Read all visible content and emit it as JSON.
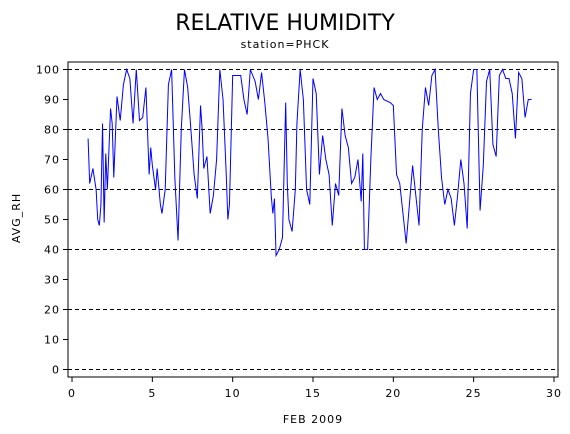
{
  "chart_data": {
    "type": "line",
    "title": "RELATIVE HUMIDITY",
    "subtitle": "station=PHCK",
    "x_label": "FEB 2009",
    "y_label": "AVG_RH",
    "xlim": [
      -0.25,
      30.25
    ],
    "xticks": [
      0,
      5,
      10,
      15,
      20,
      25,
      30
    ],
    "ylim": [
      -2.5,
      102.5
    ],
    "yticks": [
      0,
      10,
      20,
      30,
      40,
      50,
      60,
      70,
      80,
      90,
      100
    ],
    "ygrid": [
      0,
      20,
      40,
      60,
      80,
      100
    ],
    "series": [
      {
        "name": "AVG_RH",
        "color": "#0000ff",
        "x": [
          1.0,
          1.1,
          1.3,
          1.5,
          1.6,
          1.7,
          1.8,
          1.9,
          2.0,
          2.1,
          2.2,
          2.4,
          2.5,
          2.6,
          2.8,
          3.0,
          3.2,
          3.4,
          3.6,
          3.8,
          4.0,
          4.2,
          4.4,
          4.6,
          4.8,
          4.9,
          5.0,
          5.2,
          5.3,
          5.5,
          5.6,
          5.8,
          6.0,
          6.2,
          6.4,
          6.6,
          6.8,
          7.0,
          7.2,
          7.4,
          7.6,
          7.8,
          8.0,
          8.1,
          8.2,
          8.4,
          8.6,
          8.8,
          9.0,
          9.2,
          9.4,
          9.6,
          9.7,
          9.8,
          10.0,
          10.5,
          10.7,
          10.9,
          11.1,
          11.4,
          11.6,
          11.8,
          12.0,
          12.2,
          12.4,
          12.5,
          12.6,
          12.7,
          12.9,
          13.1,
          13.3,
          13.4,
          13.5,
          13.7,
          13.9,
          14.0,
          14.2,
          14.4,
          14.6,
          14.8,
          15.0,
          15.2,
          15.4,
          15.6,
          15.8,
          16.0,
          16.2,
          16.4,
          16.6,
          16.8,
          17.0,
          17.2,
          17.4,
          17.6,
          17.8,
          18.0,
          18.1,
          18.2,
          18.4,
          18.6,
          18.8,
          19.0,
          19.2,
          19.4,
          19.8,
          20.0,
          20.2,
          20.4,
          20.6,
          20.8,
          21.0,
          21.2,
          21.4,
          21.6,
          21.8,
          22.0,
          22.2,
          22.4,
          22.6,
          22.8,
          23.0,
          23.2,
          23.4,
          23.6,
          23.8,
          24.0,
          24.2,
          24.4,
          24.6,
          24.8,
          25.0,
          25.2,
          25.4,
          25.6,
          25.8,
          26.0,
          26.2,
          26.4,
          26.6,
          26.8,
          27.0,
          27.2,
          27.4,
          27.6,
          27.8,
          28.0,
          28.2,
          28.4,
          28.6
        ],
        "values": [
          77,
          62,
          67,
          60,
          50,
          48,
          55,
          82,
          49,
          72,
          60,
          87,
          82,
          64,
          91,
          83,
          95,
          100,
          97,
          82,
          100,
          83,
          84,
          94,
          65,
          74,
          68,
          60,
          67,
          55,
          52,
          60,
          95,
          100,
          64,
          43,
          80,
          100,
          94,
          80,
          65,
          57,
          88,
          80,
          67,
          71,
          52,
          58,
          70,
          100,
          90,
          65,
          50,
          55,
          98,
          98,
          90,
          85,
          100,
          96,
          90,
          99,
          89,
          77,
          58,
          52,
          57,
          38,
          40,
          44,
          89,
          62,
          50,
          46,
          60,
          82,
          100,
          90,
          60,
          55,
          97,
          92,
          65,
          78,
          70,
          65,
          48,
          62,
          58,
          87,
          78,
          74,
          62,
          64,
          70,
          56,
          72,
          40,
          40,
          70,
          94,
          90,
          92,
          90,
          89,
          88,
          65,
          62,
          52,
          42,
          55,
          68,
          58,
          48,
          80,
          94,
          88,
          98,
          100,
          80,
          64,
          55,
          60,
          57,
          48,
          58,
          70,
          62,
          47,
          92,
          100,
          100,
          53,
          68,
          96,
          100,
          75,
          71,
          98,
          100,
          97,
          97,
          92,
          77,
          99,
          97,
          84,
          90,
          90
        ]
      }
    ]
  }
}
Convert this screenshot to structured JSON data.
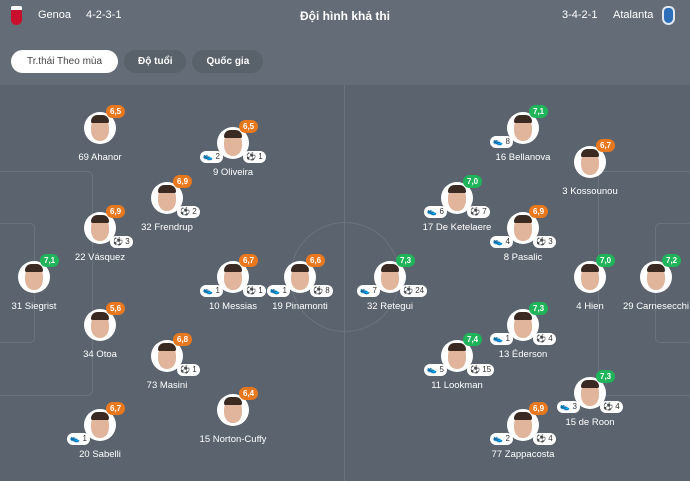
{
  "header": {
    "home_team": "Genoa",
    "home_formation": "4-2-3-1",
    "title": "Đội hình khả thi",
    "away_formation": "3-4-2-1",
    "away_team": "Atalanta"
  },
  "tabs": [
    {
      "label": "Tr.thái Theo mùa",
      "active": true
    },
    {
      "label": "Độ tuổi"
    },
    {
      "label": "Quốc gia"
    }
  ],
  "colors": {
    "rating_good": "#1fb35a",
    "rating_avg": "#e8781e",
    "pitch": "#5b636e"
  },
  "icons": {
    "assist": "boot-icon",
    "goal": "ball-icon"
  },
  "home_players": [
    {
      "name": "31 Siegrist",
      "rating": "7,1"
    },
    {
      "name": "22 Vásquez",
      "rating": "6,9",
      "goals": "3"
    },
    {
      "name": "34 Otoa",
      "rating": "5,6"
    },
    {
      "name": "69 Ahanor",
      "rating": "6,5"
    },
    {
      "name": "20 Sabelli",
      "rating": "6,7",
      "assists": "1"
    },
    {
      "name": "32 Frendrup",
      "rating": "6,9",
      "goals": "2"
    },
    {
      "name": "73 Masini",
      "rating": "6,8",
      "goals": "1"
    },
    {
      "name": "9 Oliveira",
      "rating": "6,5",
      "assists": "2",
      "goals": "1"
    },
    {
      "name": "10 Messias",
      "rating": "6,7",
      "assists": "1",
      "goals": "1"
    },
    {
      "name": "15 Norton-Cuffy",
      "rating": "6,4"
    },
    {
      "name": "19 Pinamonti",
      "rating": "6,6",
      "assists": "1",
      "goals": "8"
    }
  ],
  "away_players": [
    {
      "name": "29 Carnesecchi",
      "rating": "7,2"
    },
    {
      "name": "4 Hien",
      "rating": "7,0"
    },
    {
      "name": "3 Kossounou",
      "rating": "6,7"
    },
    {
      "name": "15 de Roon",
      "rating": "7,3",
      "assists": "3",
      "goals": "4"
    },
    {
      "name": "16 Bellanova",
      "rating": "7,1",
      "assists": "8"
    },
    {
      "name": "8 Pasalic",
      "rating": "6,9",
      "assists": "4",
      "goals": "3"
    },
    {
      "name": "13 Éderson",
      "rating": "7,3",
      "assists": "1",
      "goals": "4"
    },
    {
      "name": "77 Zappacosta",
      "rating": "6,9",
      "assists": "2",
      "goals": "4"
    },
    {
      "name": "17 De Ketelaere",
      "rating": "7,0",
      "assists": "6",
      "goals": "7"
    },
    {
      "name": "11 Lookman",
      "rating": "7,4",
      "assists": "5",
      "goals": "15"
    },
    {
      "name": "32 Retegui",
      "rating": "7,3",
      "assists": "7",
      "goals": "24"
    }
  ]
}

-.-.-

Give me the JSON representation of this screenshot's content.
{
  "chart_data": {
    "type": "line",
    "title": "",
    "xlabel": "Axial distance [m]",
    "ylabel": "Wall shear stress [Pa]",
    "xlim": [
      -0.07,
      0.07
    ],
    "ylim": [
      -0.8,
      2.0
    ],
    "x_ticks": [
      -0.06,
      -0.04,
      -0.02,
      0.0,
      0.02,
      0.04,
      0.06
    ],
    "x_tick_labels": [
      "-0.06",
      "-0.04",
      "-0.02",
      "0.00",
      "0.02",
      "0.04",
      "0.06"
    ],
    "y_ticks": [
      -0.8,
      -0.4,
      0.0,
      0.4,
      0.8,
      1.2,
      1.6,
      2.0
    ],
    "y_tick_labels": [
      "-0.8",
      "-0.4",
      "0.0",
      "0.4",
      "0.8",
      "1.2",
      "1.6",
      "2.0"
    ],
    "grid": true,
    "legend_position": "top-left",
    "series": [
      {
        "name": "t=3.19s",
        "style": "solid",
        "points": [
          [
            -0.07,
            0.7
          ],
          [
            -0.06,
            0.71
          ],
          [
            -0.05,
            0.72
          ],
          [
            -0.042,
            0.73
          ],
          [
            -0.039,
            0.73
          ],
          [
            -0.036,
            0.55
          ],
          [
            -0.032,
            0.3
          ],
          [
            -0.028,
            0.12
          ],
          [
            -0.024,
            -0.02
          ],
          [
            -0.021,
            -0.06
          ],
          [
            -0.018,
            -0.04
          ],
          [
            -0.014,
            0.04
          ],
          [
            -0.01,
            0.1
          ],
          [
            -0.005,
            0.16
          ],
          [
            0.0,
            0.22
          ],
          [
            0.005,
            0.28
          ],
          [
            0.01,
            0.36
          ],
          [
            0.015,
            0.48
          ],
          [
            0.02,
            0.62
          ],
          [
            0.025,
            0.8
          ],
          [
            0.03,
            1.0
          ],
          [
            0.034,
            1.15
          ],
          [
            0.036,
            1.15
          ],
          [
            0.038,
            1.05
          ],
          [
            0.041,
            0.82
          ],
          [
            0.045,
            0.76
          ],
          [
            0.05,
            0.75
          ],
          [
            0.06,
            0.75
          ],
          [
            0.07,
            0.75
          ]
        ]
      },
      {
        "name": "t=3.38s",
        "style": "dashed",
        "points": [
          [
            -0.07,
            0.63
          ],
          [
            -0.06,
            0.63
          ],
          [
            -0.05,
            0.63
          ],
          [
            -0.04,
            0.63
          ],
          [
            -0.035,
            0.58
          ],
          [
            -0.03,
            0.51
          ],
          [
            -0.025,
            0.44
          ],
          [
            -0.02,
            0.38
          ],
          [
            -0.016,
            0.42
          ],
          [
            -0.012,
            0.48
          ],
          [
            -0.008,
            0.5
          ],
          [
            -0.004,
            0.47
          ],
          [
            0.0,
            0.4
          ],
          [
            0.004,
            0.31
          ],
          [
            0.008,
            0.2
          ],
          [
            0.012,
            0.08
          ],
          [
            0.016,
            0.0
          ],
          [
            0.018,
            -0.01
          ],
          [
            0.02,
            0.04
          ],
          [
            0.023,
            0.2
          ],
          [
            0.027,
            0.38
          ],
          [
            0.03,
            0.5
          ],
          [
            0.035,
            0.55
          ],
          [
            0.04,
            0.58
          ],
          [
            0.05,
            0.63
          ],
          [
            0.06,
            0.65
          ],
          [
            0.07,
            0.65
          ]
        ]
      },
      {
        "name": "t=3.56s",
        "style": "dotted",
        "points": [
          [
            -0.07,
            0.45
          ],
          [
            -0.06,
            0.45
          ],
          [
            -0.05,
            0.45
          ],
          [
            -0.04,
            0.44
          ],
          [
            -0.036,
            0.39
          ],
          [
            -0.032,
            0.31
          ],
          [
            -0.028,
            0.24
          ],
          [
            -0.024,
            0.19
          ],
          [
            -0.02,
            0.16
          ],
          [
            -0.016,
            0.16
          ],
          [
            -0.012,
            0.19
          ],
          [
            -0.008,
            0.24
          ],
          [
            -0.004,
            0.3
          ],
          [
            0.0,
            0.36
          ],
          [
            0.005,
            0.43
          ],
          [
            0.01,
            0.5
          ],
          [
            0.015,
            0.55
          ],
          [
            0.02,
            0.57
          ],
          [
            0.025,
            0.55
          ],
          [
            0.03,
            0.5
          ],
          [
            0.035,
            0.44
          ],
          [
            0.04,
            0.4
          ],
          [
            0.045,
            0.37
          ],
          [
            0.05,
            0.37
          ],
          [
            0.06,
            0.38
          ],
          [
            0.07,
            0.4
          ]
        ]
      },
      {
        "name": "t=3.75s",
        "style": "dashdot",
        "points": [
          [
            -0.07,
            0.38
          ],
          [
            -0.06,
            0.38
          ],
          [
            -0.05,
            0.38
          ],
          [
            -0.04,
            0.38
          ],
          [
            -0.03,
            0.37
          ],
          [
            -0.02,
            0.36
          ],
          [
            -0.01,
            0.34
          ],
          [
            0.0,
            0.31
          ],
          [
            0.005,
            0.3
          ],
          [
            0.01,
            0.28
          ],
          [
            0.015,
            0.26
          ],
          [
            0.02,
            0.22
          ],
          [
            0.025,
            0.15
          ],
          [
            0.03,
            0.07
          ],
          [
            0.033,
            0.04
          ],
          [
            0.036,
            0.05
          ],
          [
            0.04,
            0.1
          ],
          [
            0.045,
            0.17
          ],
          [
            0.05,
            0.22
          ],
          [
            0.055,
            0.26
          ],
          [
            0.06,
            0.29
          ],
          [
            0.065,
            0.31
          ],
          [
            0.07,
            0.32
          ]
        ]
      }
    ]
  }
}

-.-.-

● Written instruction:
Using the listing above, show every line that includes the string "assists".

● Answer to the task:
      "assists": "1"
      "assists": "2",
      "assists": "1",
      "assists": "1",
      "assists": "3",
      "assists": "8"
      "assists": "4",
      "assists": "1",
      "assists": "2",
      "assists": "6",
      "assists": "5",
      "assists": "7",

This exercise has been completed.